(Dataset items)
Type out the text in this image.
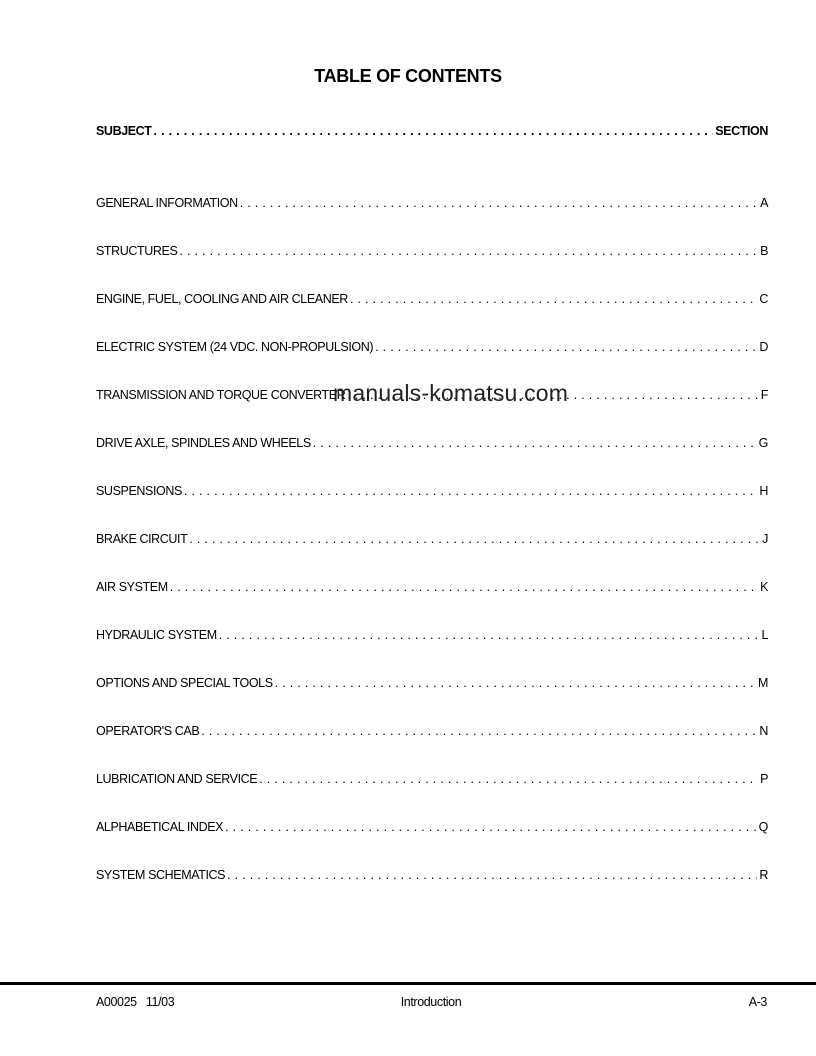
TABLE OF CONTENTS
SUBJECT . . .	SECTION
GENERAL INFORMATION . . .	A
STRUCTURES . . .	B
ENGINE, FUEL, COOLING AND AIR CLEANER . . .	C
ELECTRIC SYSTEM (24 VDC. NON-PROPULSION) . . .	D
TRANSMISSION AND TORQUE CONVERTER . . .	F
DRIVE AXLE, SPINDLES AND WHEELS . . .	G
SUSPENSIONS . . .	H
BRAKE CIRCUIT . . .	J
AIR SYSTEM . . .	K
HYDRAULIC SYSTEM . . .	L
OPTIONS AND SPECIAL TOOLS . . .	M
OPERATOR'S CAB . . .	N
LUBRICATION AND SERVICE . . .	P
ALPHABETICAL INDEX . . .	Q
SYSTEM SCHEMATICS . . .	R
manuals-komatsu.com
A00025   11/03	Introduction	A-3
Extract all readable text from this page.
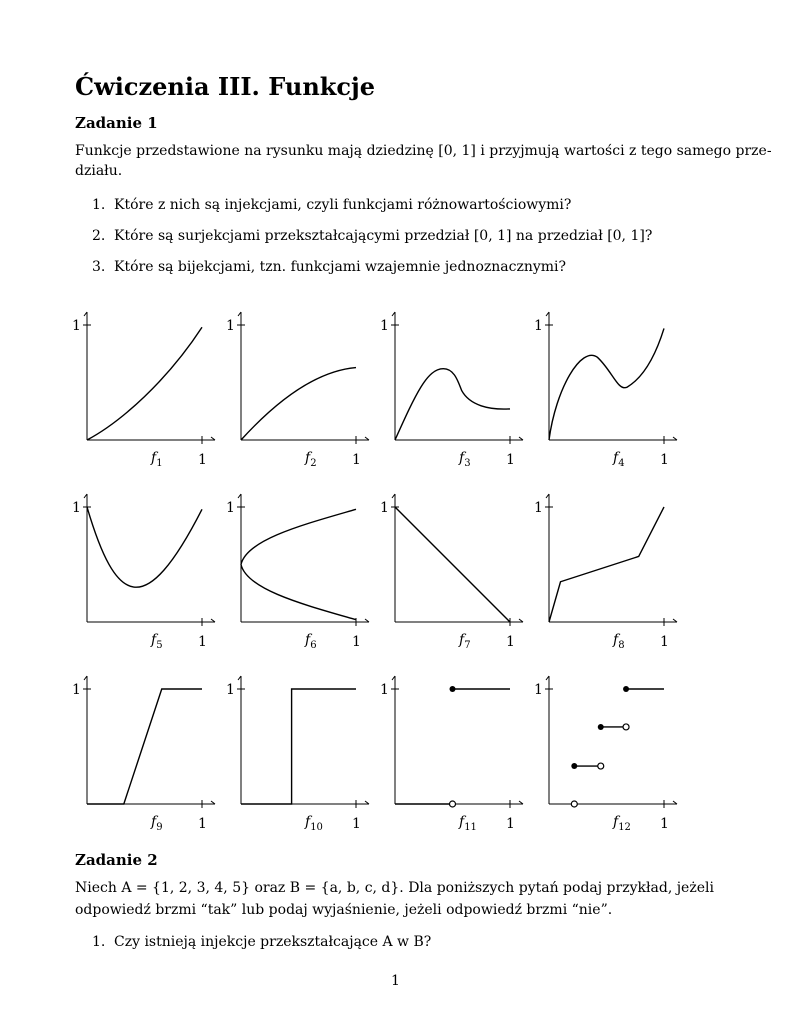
Ćwiczenia III. Funkcje
Zadanie 1
Funkcje przedstawione na rysunku mają dziedzinę [0, 1] i przyjmują wartości z tego samego prze-
działu.
1. Które z nich są injekcjami, czyli funkcjami różnowartościowymi?
2. Które są surjekcjami przekształcającymi przedział [0, 1] na przedział [0, 1]?
3. Które są bijekcjami, tzn. funkcjami wzajemnie jednoznacznymi?
1
1
$f_1$
1
1
$f_2$
1
1
$f_3$
1
1
$f_4$
1
1
$f_5$
1
1
$f_6$
1
1
$f_7$
1
1
$f_8$
1
1
$f_9$
1
1
$f_{10}$
1
1
$f_{11}$
1
1
$f_{12}$
Zadanie 2
Niech A = {1, 2, 3, 4, 5} oraz B = {a, b, c, d}. Dla poniższych pytań podaj przykład, jeżeli
odpowiedź brzmi “tak” lub podaj wyjaśnienie, jeżeli odpowiedź brzmi “nie”.
1. Czy istnieją injekcje przekształcające A w B?
1
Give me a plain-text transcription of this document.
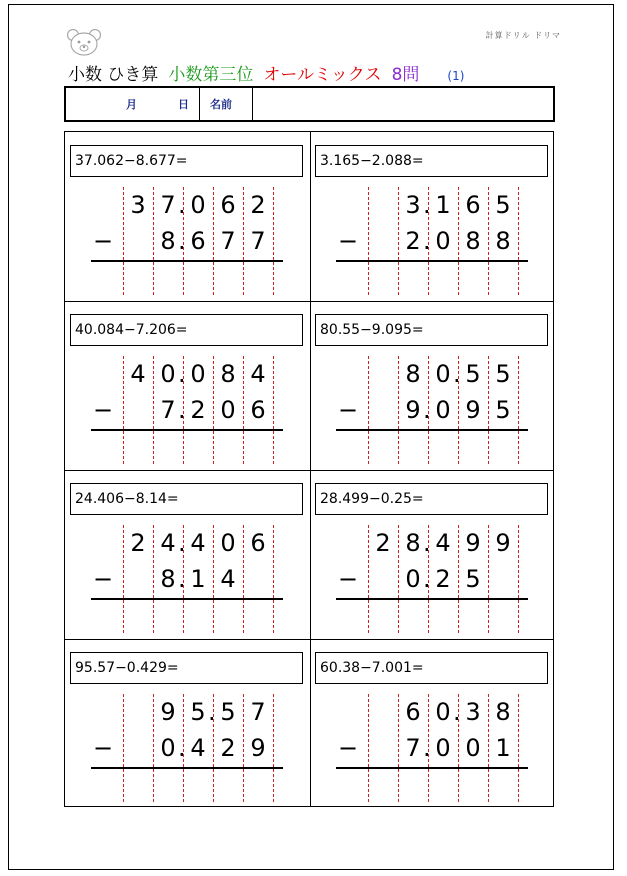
計算ドリル ドリマ
小数 ひき算 小数第三位 オールミックス 8問 (1)
月	日 名前
37.062−8.677=
3 7 0 6 2
.
8 6 7 7
.
−
3.165−2.088=
3 1 6 5
.
2 0 8 8
.
−
40.084−7.206=
4 0 0 8 4
.
7 2 0 6
.
−
80.55−9.095=
8 0 5 5
.
9 0 9 5
.
−
24.406−8.14=
2 4 4 0 6
.
8 1 4
.
−
28.499−0.25=
2 8 4 9 9
.
0 2 5
.
−
95.57−0.429=
9 5 5 7
.
0 4 2 9
.
−
60.38−7.001=
6 0 3 8
.
7 0 0 1
.
−
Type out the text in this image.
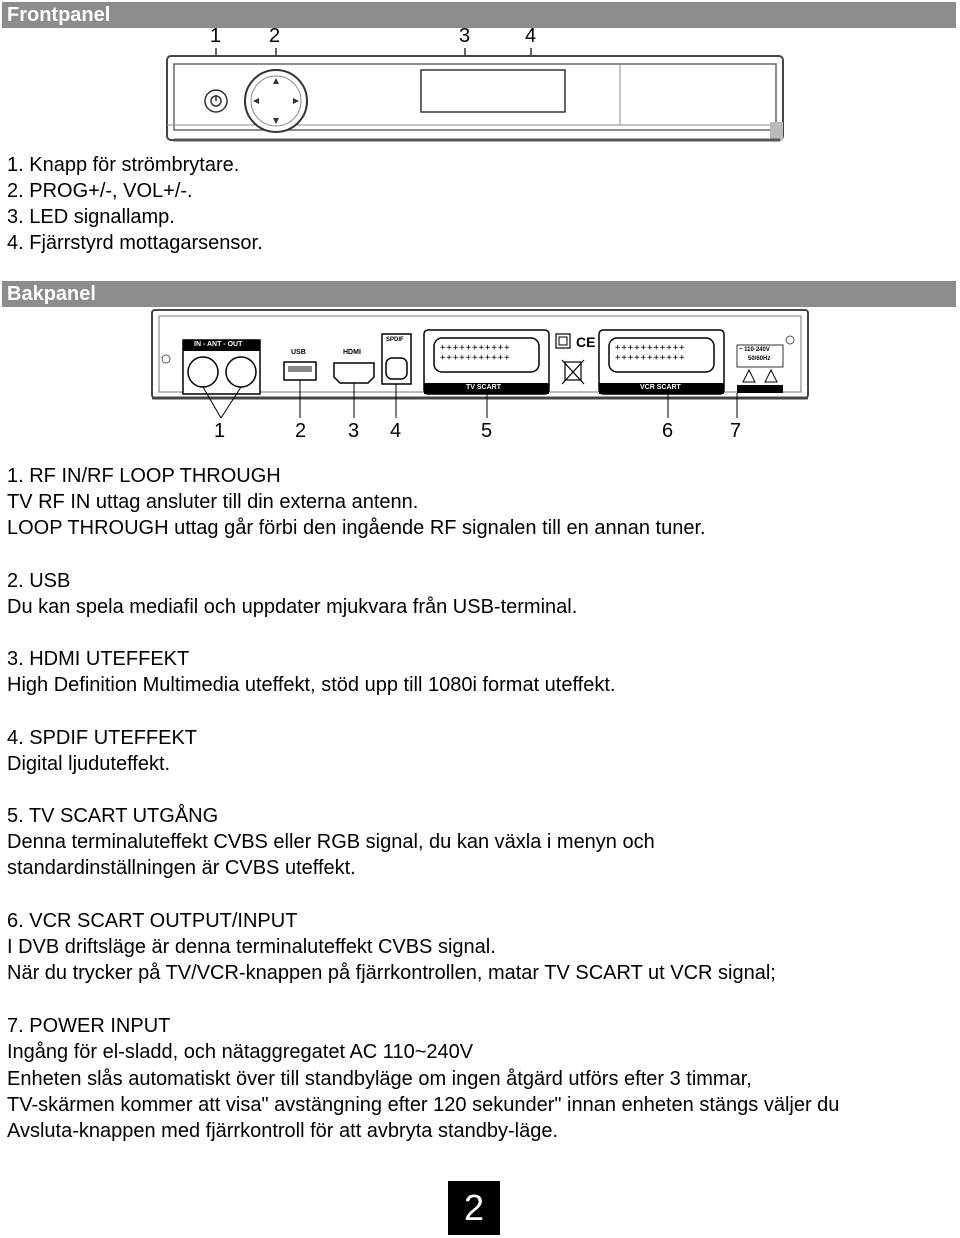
Frontpanel
1 2	3	4
1. Knapp för strömbrytare.
2. PROG+/-, VOL+/-.
3. LED signallamp.
4. Fjärrstyrd mottagarsensor.
Bakpanel
CE
+++++++++++
+++++++++++
+++++++++++
+++++++++++
IN - ANT - OUT
USB	HDMI
SPDIF
TV SCART	VCR SCART
~ 110-240V
50/60Hz
1	2 3 4	5	6	7
1. RF IN/RF LOOP THROUGH
TV RF IN uttag ansluter till din externa antenn.
LOOP THROUGH uttag går förbi den ingående RF signalen till en annan tuner.
2. USB
Du kan spela mediafil och uppdater mjukvara från USB-terminal.
3. HDMI UTEFFEKT
High Definition Multimedia uteffekt, stöd upp till 1080i format uteffekt.
4. SPDIF UTEFFEKT
Digital ljuduteffekt.
5. TV SCART UTGÅNG
Denna terminaluteffekt CVBS eller RGB signal, du kan växla i menyn och
standardinställningen är CVBS uteffekt.
6. VCR SCART OUTPUT/INPUT
I DVB driftsläge är denna terminaluteffekt CVBS signal.
När du trycker på TV/VCR-knappen på fjärrkontrollen, matar TV SCART ut VCR signal;
7. POWER INPUT
Ingång för el-sladd, och nätaggregatet AC 110~240V
Enheten slås automatiskt över till standbyläge om ingen åtgärd utförs efter 3 timmar,
TV-skärmen kommer att visa" avstängning efter 120 sekunder" innan enheten stängs väljer du
Avsluta-knappen med fjärrkontroll för att avbryta standby-läge.
2
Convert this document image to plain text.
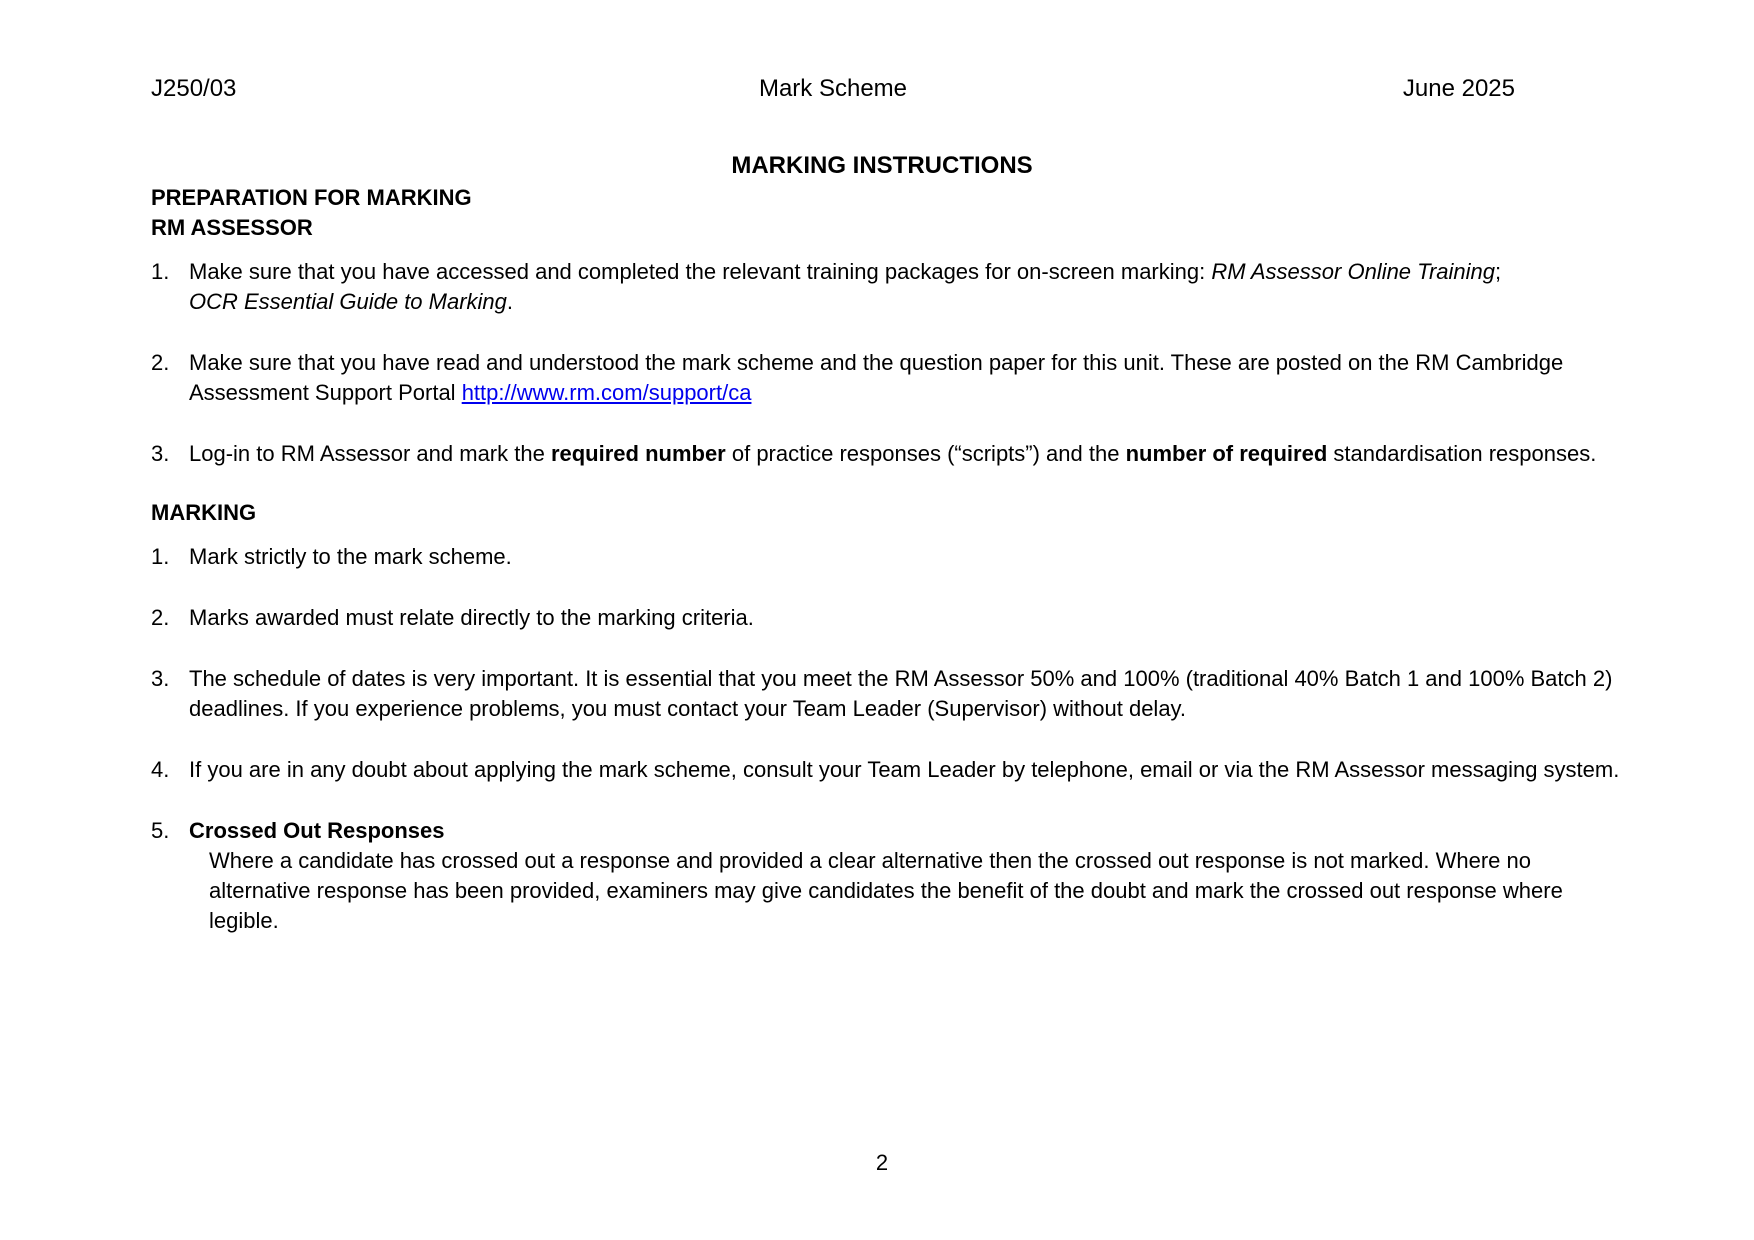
J250/03	Mark Scheme	June 2025
MARKING INSTRUCTIONS
PREPARATION FOR MARKING
RM ASSESSOR
1. Make sure that you have accessed and completed the relevant training packages for on-screen marking: RM Assessor Online Training;
OCR Essential Guide to Marking.
2. Make sure that you have read and understood the mark scheme and the question paper for this unit. These are posted on the RM Cambridge Assessment Support Portal http://www.rm.com/support/ca
3. Log-in to RM Assessor and mark the required number of practice responses (“scripts”) and the number of required standardisation responses.
MARKING
1. Mark strictly to the mark scheme.
2. Marks awarded must relate directly to the marking criteria.
3. The schedule of dates is very important. It is essential that you meet the RM Assessor 50% and 100% (traditional 40% Batch 1 and 100% Batch 2) deadlines. If you experience problems, you must contact your Team Leader (Supervisor) without delay.
4. If you are in any doubt about applying the mark scheme, consult your Team Leader by telephone, email or via the RM Assessor messaging system.
5. Crossed Out Responses
Where a candidate has crossed out a response and provided a clear alternative then the crossed out response is not marked. Where no alternative response has been provided, examiners may give candidates the benefit of the doubt and mark the crossed out response where legible.
2
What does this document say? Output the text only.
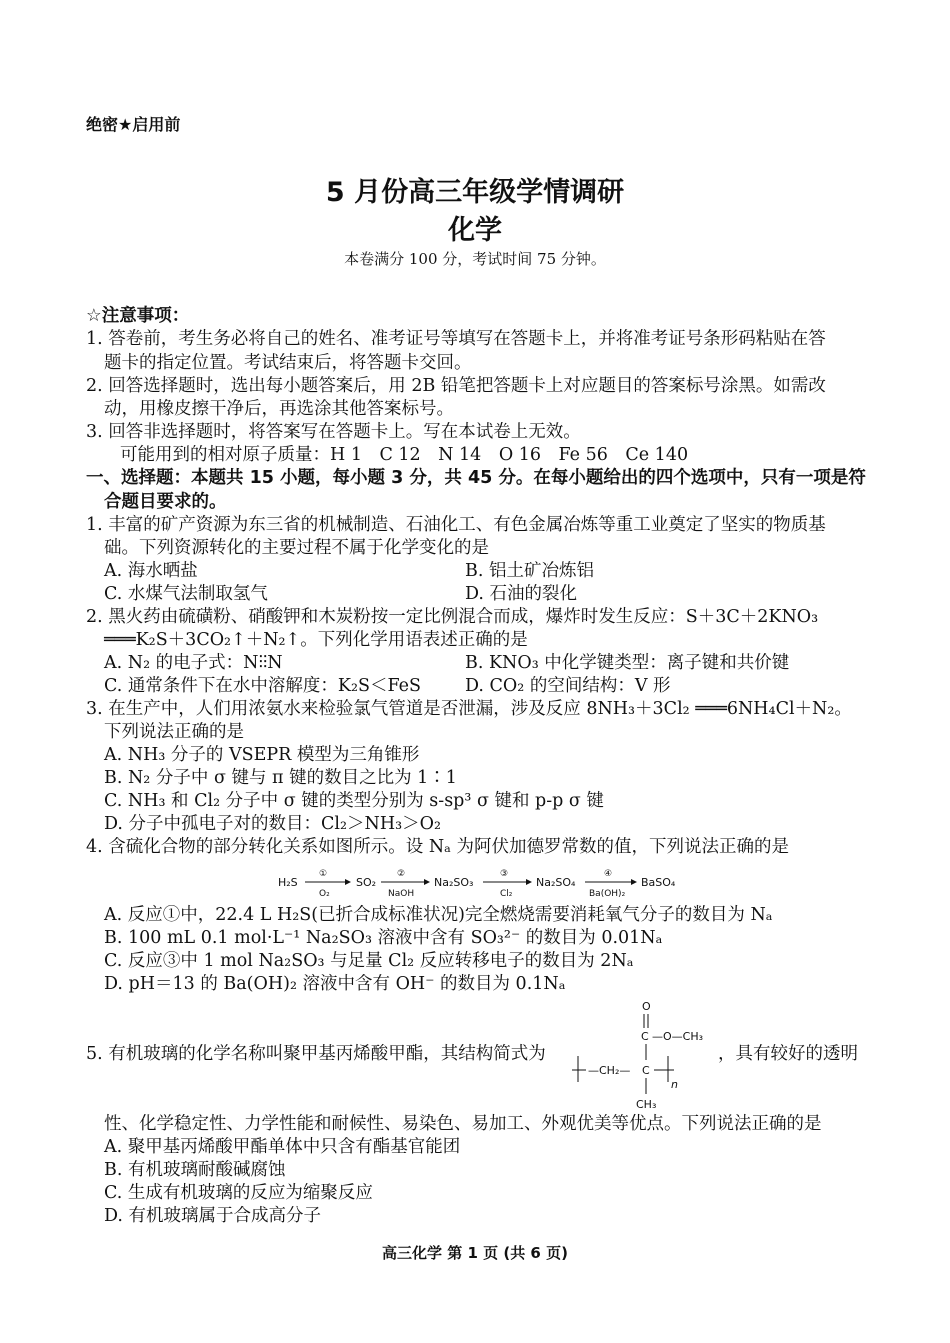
绝密★启用前
5 月份高三年级学情调研
化学
本卷满分 100 分，考试时间 75 分钟。
☆注意事项：
1. 答卷前，考生务必将自己的姓名、准考证号等填写在答题卡上，并将准考证号条形码粘贴在答
题卡的指定位置。考试结束后，将答题卡交回。
2. 回答选择题时，选出每小题答案后，用 2B 铅笔把答题卡上对应题目的答案标号涂黑。如需改
动，用橡皮擦干净后，再选涂其他答案标号。
3. 回答非选择题时，将答案写在答题卡上。写在本试卷上无效。
可能用到的相对原子质量：H 1　C 12　N 14　O 16　Fe 56　Ce 140
一、选择题：本题共 15 小题，每小题 3 分，共 45 分。在每小题给出的四个选项中，只有一项是符
合题目要求的。
1. 丰富的矿产资源为东三省的机械制造、石油化工、有色金属冶炼等重工业奠定了坚实的物质基
础。下列资源转化的主要过程不属于化学变化的是
A. 海水晒盐	B. 铝土矿冶炼铝
C. 水煤气法制取氢气	D. 石油的裂化
2. 黑火药由硫磺粉、硝酸钾和木炭粉按一定比例混合而成，爆炸时发生反应：S＋3C＋2KNO₃
═══K₂S＋3CO₂↑＋N₂↑。下列化学用语表述正确的是
A. N₂ 的电子式：N⫶⫶N	B. KNO₃ 中化学键类型：离子键和共价键
C. 通常条件下在水中溶解度：K₂S＜FeS	D. CO₂ 的空间结构：V 形
3. 在生产中，人们用浓氨水来检验氯气管道是否泄漏，涉及反应 8NH₃＋3Cl₂ ═══6NH₄Cl＋N₂。
下列说法正确的是
A. NH₃ 分子的 VSEPR 模型为三角锥形
B. N₂ 分子中 σ 键与 π 键的数目之比为 1∶1
C. NH₃ 和 Cl₂ 分子中 σ 键的类型分别为 s-sp³ σ 键和 p-p σ 键
D. 分子中孤电子对的数目：Cl₂＞NH₃＞O₂
4. 含硫化合物的部分转化关系如图所示。设 Nₐ 为阿伏加德罗常数的值，下列说法正确的是
H₂S
①
O₂
SO₂
②
NaOH
Na₂SO₃
③
Cl₂
Na₂SO₄
④
Ba(OH)₂
BaSO₄
A. 反应①中，22.4 L H₂S(已折合成标准状况)完全燃烧需要消耗氧气分子的数目为 Nₐ
B. 100 mL 0.1 mol·L⁻¹ Na₂SO₃ 溶液中含有 SO₃²⁻ 的数目为 0.01Nₐ
C. 反应③中 1 mol Na₂SO₃ 与足量 Cl₂ 反应转移电子的数目为 2Nₐ
D. pH＝13 的 Ba(OH)₂ 溶液中含有 OH⁻ 的数目为 0.1Nₐ
5. 有机玻璃的化学名称叫聚甲基丙烯酸甲酯，其结构简式为	，具有较好的透明
O
C —O—CH₃
—CH₂— C
n
CH₃
性、化学稳定性、力学性能和耐候性、易染色、易加工、外观优美等优点。下列说法正确的是
A. 聚甲基丙烯酸甲酯单体中只含有酯基官能团
B. 有机玻璃耐酸碱腐蚀
C. 生成有机玻璃的反应为缩聚反应
D. 有机玻璃属于合成高分子
高三化学 第 1 页 (共 6 页)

WHAT THE TASK ASKS: Tell how many lines of the data include the word "text", and nothing else.

RESULT FOR THIS EXERCISE: 6